Source records:
#####

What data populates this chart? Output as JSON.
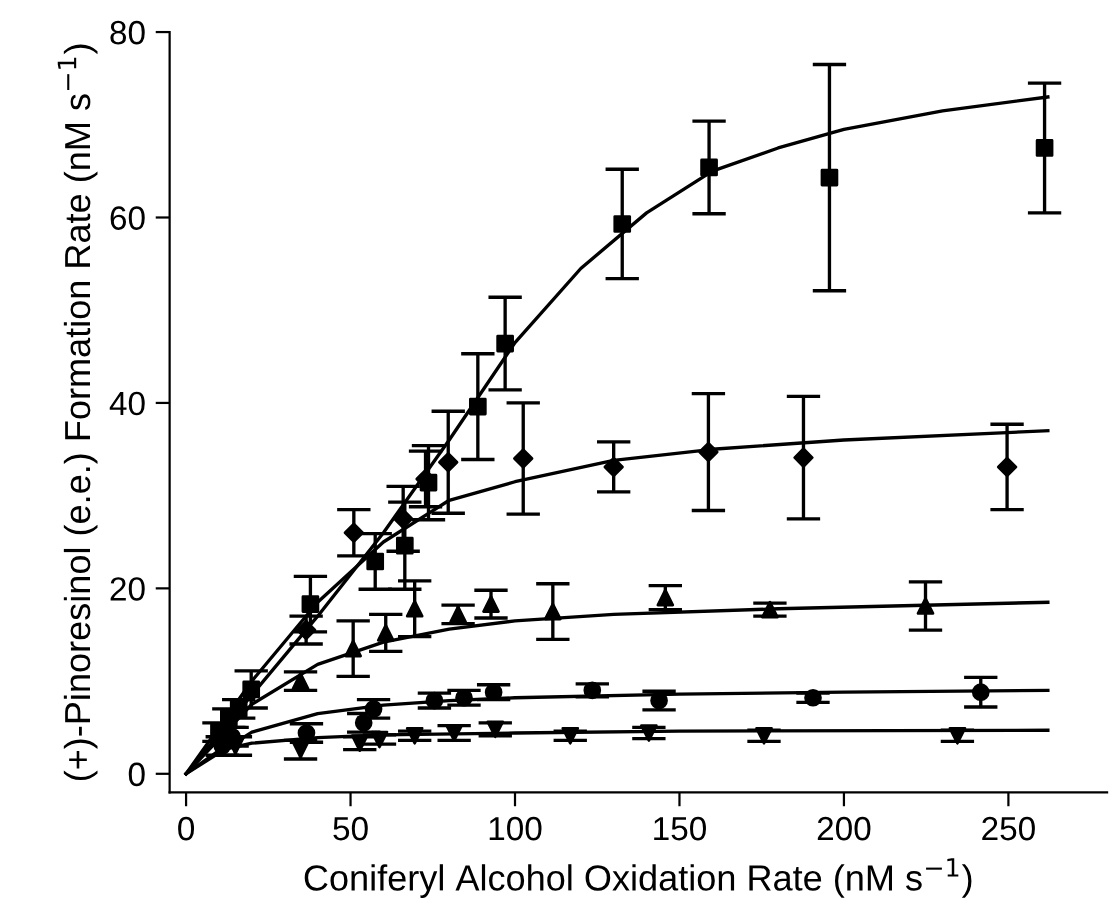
{
  "chart_data": {
    "type": "scatter",
    "xlabel": "Coniferyl Alcohol Oxidation Rate (nM s$^{−1}$)",
    "ylabel": "(+)-Pinoresinol (e.e.) Formation Rate (nM s$^{−1}$)",
    "xlim": [
      -5,
      280
    ],
    "ylim": [
      -2,
      80
    ],
    "xticks": [
      0,
      50,
      100,
      150,
      200,
      250
    ],
    "yticks": [
      0,
      20,
      40,
      60,
      80
    ],
    "grid": false,
    "series": [
      {
        "marker": "square",
        "color": "#000000",
        "x": [
          10,
          13,
          16,
          19.8,
          37.8,
          57.5,
          66.5,
          73.7,
          88.7,
          97,
          132.6,
          159,
          195.6,
          261
        ],
        "values": [
          4.5,
          6,
          7,
          9.1,
          18.3,
          22.9,
          24.6,
          31.4,
          39.6,
          46.4,
          59.3,
          65.4,
          64.3,
          67.5
        ],
        "errors": [
          1,
          1,
          1,
          2,
          3,
          3,
          4.7,
          4,
          5.7,
          5,
          5.9,
          5,
          12.2,
          7
        ]
      },
      {
        "marker": "diamond",
        "color": "#000000",
        "x": [
          36.5,
          51,
          66,
          72.8,
          79.7,
          102.5,
          130,
          158.8,
          187.7,
          249.6
        ],
        "values": [
          15.5,
          26,
          27.5,
          31.8,
          33.6,
          34,
          33.1,
          34.7,
          34.1,
          33.1
        ],
        "errors": [
          1.5,
          2.5,
          3.5,
          3,
          5.5,
          6,
          2.7,
          6.3,
          6.6,
          4.6
        ]
      },
      {
        "marker": "triangle",
        "color": "#000000",
        "x": [
          34.8,
          50.8,
          60.7,
          69.5,
          82.7,
          92.7,
          111.5,
          145.7,
          177.5,
          224.8
        ],
        "values": [
          10,
          13.5,
          15.2,
          17.8,
          17.2,
          18.3,
          17.5,
          19,
          17.7,
          18.1
        ],
        "errors": [
          1,
          3,
          2,
          3,
          1,
          1.5,
          3,
          1.3,
          0.7,
          2.6
        ]
      },
      {
        "marker": "circle",
        "color": "#000000",
        "x": [
          11,
          14,
          36.6,
          54,
          57,
          75.5,
          84.5,
          93.5,
          123.5,
          143.8,
          190.6,
          241.6
        ],
        "values": [
          3,
          4,
          4.4,
          5.5,
          7,
          7.9,
          8.2,
          8.8,
          9,
          7.9,
          8.2,
          8.8
        ],
        "errors": [
          1,
          1,
          1,
          1,
          1,
          0.8,
          0.8,
          0.8,
          0.7,
          1,
          0.5,
          1.6
        ]
      },
      {
        "marker": "triangle_down",
        "color": "#000000",
        "x": [
          15,
          34.8,
          52.8,
          58.8,
          69.5,
          81.5,
          94,
          116.8,
          140.7,
          175.7,
          234.5
        ],
        "values": [
          3,
          2.6,
          3.3,
          3.7,
          4.1,
          4.4,
          4.8,
          4.1,
          4.4,
          4.1,
          4.1
        ],
        "errors": [
          1,
          1,
          0.7,
          0.5,
          0.5,
          0.8,
          0.7,
          0.5,
          0.6,
          0.6,
          0.6
        ]
      },
      {
        "type": "line",
        "marker": "none",
        "color": "#000000",
        "x": [
          0,
          20,
          40,
          60,
          80,
          100,
          120,
          140,
          160,
          180,
          200,
          230,
          262
        ],
        "values": [
          0,
          8.5,
          17,
          26,
          36,
          46.5,
          54.5,
          60.5,
          65,
          67.5,
          69.5,
          71.5,
          73
        ]
      },
      {
        "type": "line",
        "marker": "none",
        "color": "#000000",
        "x": [
          0,
          20,
          40,
          60,
          80,
          100,
          130,
          160,
          200,
          262
        ],
        "values": [
          0,
          10,
          18.5,
          25,
          29.5,
          31.5,
          33.8,
          35,
          36,
          37
        ]
      },
      {
        "type": "line",
        "marker": "none",
        "color": "#000000",
        "x": [
          0,
          20,
          40,
          60,
          80,
          100,
          130,
          180,
          262
        ],
        "values": [
          0,
          7.5,
          11.8,
          14.2,
          15.6,
          16.5,
          17.2,
          17.8,
          18.5
        ]
      },
      {
        "type": "line",
        "marker": "none",
        "color": "#000000",
        "x": [
          0,
          20,
          40,
          60,
          80,
          100,
          150,
          200,
          262
        ],
        "values": [
          0,
          4.5,
          6.5,
          7.4,
          7.9,
          8.2,
          8.6,
          8.8,
          9
        ]
      },
      {
        "type": "line",
        "marker": "none",
        "color": "#000000",
        "x": [
          0,
          10,
          20,
          40,
          60,
          100,
          150,
          262
        ],
        "values": [
          0,
          2.5,
          3.3,
          3.9,
          4.2,
          4.4,
          4.6,
          4.7
        ]
      }
    ]
  }
}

#####

Repeat the material above in full and exactly, omitting the pictures.

What data populates this chart? Output as JSON.
{
  "chart_data": {
    "type": "scatter",
    "xlabel": "Coniferyl Alcohol Oxidation Rate (nM s$^{−1}$)",
    "ylabel": "(+)-Pinoresinol (e.e.) Formation Rate (nM s$^{−1}$)",
    "xlim": [
      -5,
      280
    ],
    "ylim": [
      -2,
      80
    ],
    "xticks": [
      0,
      50,
      100,
      150,
      200,
      250
    ],
    "yticks": [
      0,
      20,
      40,
      60,
      80
    ],
    "grid": false,
    "series": [
      {
        "marker": "square",
        "color": "#000000",
        "x": [
          10,
          13,
          16,
          19.8,
          37.8,
          57.5,
          66.5,
          73.7,
          88.7,
          97,
          132.6,
          159,
          195.6,
          261
        ],
        "values": [
          4.5,
          6,
          7,
          9.1,
          18.3,
          22.9,
          24.6,
          31.4,
          39.6,
          46.4,
          59.3,
          65.4,
          64.3,
          67.5
        ],
        "errors": [
          1,
          1,
          1,
          2,
          3,
          3,
          4.7,
          4,
          5.7,
          5,
          5.9,
          5,
          12.2,
          7
        ]
      },
      {
        "marker": "diamond",
        "color": "#000000",
        "x": [
          36.5,
          51,
          66,
          72.8,
          79.7,
          102.5,
          130,
          158.8,
          187.7,
          249.6
        ],
        "values": [
          15.5,
          26,
          27.5,
          31.8,
          33.6,
          34,
          33.1,
          34.7,
          34.1,
          33.1
        ],
        "errors": [
          1.5,
          2.5,
          3.5,
          3,
          5.5,
          6,
          2.7,
          6.3,
          6.6,
          4.6
        ]
      },
      {
        "marker": "triangle",
        "color": "#000000",
        "x": [
          34.8,
          50.8,
          60.7,
          69.5,
          82.7,
          92.7,
          111.5,
          145.7,
          177.5,
          224.8
        ],
        "values": [
          10,
          13.5,
          15.2,
          17.8,
          17.2,
          18.3,
          17.5,
          19,
          17.7,
          18.1
        ],
        "errors": [
          1,
          3,
          2,
          3,
          1,
          1.5,
          3,
          1.3,
          0.7,
          2.6
        ]
      },
      {
        "marker": "circle",
        "color": "#000000",
        "x": [
          11,
          14,
          36.6,
          54,
          57,
          75.5,
          84.5,
          93.5,
          123.5,
          143.8,
          190.6,
          241.6
        ],
        "values": [
          3,
          4,
          4.4,
          5.5,
          7,
          7.9,
          8.2,
          8.8,
          9,
          7.9,
          8.2,
          8.8
        ],
        "errors": [
          1,
          1,
          1,
          1,
          1,
          0.8,
          0.8,
          0.8,
          0.7,
          1,
          0.5,
          1.6
        ]
      },
      {
        "marker": "triangle_down",
        "color": "#000000",
        "x": [
          15,
          34.8,
          52.8,
          58.8,
          69.5,
          81.5,
          94,
          116.8,
          140.7,
          175.7,
          234.5
        ],
        "values": [
          3,
          2.6,
          3.3,
          3.7,
          4.1,
          4.4,
          4.8,
          4.1,
          4.4,
          4.1,
          4.1
        ],
        "errors": [
          1,
          1,
          0.7,
          0.5,
          0.5,
          0.8,
          0.7,
          0.5,
          0.6,
          0.6,
          0.6
        ]
      },
      {
        "type": "line",
        "marker": "none",
        "color": "#000000",
        "x": [
          0,
          20,
          40,
          60,
          80,
          100,
          120,
          140,
          160,
          180,
          200,
          230,
          262
        ],
        "values": [
          0,
          8.5,
          17,
          26,
          36,
          46.5,
          54.5,
          60.5,
          65,
          67.5,
          69.5,
          71.5,
          73
        ]
      },
      {
        "type": "line",
        "marker": "none",
        "color": "#000000",
        "x": [
          0,
          20,
          40,
          60,
          80,
          100,
          130,
          160,
          200,
          262
        ],
        "values": [
          0,
          10,
          18.5,
          25,
          29.5,
          31.5,
          33.8,
          35,
          36,
          37
        ]
      },
      {
        "type": "line",
        "marker": "none",
        "color": "#000000",
        "x": [
          0,
          20,
          40,
          60,
          80,
          100,
          130,
          180,
          262
        ],
        "values": [
          0,
          7.5,
          11.8,
          14.2,
          15.6,
          16.5,
          17.2,
          17.8,
          18.5
        ]
      },
      {
        "type": "line",
        "marker": "none",
        "color": "#000000",
        "x": [
          0,
          20,
          40,
          60,
          80,
          100,
          150,
          200,
          262
        ],
        "values": [
          0,
          4.5,
          6.5,
          7.4,
          7.9,
          8.2,
          8.6,
          8.8,
          9
        ]
      },
      {
        "type": "line",
        "marker": "none",
        "color": "#000000",
        "x": [
          0,
          10,
          20,
          40,
          60,
          100,
          150,
          262
        ],
        "values": [
          0,
          2.5,
          3.3,
          3.9,
          4.2,
          4.4,
          4.6,
          4.7
        ]
      }
    ]
  }
}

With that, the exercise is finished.